* _Request_: Extract the lines that hold the string "name".

━━━━━━━━━━━━━━━━━━━━━━━━━━━━━━

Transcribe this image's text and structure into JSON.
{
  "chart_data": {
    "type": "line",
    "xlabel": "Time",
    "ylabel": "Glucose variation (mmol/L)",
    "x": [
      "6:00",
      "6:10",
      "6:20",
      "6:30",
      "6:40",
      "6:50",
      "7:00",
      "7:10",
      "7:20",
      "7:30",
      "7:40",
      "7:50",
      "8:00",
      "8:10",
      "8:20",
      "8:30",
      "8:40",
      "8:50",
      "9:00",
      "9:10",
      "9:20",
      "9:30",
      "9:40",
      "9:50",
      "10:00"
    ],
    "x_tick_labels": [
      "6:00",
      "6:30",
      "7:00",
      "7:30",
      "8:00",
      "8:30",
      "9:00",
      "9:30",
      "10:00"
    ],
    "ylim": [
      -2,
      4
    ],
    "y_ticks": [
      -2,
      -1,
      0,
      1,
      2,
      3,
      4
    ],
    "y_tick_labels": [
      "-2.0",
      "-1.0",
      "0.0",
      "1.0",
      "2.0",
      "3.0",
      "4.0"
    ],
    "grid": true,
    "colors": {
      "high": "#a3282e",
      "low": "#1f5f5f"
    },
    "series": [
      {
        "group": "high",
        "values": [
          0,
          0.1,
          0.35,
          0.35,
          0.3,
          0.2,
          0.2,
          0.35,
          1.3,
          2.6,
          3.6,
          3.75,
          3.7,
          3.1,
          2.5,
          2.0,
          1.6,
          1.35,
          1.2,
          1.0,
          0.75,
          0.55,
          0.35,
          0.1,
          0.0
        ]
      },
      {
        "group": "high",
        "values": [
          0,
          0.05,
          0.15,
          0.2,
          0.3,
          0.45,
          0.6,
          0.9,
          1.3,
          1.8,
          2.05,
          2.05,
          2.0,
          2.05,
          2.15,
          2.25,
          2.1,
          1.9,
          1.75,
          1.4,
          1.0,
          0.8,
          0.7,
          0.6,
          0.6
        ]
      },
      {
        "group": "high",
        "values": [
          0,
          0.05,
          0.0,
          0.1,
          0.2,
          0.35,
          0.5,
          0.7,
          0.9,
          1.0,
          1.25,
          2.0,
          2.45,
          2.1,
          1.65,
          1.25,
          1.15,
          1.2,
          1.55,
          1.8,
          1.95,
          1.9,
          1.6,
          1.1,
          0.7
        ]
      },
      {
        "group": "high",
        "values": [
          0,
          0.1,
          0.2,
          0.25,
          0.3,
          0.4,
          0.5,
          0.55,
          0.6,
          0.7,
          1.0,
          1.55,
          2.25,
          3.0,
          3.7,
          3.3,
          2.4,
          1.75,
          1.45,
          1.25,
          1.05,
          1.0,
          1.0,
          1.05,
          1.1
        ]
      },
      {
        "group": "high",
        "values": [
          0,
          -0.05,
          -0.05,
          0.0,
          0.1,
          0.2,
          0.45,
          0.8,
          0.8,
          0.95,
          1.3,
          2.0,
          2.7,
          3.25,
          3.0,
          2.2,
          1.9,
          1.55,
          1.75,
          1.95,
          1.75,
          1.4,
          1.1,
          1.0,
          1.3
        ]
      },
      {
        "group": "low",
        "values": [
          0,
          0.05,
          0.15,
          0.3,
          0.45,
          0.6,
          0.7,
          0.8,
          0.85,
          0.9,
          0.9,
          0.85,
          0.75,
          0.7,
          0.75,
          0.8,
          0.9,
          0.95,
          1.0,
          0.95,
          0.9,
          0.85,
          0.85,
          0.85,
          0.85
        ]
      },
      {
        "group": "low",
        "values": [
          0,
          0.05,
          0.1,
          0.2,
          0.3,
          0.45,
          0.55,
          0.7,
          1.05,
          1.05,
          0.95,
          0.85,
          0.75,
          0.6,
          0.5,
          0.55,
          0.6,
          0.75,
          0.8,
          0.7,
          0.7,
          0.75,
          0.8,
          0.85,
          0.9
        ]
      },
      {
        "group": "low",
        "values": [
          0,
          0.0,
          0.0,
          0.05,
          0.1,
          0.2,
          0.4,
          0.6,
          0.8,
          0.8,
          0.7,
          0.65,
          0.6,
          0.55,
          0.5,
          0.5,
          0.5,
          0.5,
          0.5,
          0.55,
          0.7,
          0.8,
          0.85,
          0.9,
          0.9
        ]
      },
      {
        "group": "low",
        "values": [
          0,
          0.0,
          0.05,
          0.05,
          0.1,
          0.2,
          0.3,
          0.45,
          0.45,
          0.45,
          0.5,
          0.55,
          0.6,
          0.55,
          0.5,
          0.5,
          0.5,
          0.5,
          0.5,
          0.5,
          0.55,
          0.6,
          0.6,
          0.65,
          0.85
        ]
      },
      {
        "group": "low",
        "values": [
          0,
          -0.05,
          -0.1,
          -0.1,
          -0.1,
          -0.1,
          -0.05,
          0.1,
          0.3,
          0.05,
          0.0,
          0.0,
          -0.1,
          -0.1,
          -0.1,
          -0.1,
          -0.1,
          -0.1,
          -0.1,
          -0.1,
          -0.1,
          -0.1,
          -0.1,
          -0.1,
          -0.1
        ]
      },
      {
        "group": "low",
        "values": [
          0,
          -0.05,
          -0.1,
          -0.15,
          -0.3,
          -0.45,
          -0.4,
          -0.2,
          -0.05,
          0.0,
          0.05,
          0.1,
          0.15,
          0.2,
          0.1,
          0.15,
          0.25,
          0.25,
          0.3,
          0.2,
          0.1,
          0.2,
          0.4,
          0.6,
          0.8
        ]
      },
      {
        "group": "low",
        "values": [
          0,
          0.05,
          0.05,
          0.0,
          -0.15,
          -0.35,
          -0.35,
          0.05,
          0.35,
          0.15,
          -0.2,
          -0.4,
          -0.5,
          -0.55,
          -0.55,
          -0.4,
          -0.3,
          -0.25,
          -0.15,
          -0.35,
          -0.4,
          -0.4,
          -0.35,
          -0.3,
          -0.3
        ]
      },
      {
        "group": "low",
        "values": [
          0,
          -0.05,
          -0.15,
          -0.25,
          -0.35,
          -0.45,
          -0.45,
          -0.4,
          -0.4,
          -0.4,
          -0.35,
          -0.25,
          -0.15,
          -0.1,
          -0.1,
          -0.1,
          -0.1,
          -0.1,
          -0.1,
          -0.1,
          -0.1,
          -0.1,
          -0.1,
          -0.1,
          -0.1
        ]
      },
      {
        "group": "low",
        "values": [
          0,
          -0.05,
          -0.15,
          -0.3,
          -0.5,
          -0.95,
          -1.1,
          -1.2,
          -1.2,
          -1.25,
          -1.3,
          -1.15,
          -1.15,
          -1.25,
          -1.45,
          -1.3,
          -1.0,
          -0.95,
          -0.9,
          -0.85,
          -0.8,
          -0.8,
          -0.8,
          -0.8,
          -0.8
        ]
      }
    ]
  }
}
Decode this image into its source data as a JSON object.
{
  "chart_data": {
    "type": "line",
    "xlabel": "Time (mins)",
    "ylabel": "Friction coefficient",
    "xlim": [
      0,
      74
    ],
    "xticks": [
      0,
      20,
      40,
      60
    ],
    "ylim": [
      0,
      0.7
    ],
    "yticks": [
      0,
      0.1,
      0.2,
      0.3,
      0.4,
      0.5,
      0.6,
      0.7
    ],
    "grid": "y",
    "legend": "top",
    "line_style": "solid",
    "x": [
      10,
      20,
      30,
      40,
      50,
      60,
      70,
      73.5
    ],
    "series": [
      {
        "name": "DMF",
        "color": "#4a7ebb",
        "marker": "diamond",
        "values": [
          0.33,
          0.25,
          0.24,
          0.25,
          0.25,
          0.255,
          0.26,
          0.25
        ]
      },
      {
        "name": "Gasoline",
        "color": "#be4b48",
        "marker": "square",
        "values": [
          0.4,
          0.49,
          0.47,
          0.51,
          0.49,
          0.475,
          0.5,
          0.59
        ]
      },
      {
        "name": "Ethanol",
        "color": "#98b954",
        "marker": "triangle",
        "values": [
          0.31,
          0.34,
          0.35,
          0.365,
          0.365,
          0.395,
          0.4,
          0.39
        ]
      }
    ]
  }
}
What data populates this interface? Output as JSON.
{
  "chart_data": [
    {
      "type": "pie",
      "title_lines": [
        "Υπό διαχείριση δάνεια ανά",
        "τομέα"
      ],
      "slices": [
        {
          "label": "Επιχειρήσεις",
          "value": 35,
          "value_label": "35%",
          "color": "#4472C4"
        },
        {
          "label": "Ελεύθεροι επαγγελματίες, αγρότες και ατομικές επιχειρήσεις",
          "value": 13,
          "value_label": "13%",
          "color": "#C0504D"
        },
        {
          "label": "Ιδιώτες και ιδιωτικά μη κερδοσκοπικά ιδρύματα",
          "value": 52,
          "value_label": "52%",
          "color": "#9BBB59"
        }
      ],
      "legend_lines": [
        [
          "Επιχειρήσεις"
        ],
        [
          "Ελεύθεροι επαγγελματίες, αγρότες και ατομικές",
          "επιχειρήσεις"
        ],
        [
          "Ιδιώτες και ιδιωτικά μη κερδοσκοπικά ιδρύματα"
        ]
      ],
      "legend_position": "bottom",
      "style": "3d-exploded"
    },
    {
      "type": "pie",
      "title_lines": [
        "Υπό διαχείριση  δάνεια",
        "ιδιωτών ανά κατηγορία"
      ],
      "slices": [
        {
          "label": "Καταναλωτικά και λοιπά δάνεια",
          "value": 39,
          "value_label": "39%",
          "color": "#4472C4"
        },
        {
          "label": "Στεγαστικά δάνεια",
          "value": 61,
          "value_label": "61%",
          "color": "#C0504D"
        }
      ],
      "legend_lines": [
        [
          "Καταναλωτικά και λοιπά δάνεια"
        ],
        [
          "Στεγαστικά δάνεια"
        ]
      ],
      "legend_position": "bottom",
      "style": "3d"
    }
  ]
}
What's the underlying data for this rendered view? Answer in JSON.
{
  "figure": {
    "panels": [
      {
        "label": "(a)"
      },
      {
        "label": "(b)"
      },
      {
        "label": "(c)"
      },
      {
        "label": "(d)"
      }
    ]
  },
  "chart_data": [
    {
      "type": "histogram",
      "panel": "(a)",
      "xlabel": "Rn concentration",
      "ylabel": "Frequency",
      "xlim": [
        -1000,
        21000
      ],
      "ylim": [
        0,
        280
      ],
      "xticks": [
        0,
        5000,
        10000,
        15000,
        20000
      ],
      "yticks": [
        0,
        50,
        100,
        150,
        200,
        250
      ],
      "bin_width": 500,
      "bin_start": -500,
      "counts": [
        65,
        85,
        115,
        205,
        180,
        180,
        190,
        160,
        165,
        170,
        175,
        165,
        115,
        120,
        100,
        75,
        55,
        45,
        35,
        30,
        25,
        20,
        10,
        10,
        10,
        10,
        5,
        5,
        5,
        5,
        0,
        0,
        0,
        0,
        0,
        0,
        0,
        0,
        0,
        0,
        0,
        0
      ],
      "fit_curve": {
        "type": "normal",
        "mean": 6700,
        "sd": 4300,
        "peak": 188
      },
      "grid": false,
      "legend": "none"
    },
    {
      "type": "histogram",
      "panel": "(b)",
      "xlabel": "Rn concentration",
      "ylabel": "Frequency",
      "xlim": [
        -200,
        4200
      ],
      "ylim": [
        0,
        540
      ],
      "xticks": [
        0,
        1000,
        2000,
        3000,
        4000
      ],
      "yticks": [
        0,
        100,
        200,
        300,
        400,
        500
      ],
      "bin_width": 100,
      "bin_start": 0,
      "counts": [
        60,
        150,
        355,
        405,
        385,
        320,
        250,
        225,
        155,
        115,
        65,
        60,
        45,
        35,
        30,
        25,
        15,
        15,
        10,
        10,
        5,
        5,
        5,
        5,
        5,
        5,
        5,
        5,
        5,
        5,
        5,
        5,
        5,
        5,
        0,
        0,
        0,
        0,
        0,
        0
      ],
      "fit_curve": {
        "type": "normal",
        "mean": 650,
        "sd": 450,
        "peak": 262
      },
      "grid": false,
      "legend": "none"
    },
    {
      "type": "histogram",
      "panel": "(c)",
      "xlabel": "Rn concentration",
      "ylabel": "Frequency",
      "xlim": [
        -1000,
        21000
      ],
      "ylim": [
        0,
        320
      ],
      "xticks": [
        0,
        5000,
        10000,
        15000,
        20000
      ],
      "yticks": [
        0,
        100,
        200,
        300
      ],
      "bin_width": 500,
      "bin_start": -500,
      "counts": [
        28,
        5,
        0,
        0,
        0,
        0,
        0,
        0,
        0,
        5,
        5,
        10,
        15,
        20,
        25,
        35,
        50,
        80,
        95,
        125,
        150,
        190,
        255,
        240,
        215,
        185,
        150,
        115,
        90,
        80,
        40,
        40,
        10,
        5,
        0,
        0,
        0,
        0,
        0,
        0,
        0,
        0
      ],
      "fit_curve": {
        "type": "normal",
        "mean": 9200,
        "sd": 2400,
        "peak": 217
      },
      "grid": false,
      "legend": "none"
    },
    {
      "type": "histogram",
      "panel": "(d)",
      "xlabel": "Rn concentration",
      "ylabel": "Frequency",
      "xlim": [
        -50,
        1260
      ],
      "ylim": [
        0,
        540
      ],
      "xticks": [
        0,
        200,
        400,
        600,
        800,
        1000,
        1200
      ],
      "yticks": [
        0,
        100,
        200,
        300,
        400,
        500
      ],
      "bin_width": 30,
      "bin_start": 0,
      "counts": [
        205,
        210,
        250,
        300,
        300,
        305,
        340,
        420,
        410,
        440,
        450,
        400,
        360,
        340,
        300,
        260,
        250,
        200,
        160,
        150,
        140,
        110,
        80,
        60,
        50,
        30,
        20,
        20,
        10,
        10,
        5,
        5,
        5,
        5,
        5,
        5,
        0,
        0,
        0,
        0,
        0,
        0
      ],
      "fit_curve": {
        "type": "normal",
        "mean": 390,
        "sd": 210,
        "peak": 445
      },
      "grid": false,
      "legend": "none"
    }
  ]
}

━━━━━━━━━━━━━━━━━━━━━━━━━━━━━━

* _Solved problem_:
        "name": "DMF",
        "name": "Gasoline",
        "name": "Ethanol",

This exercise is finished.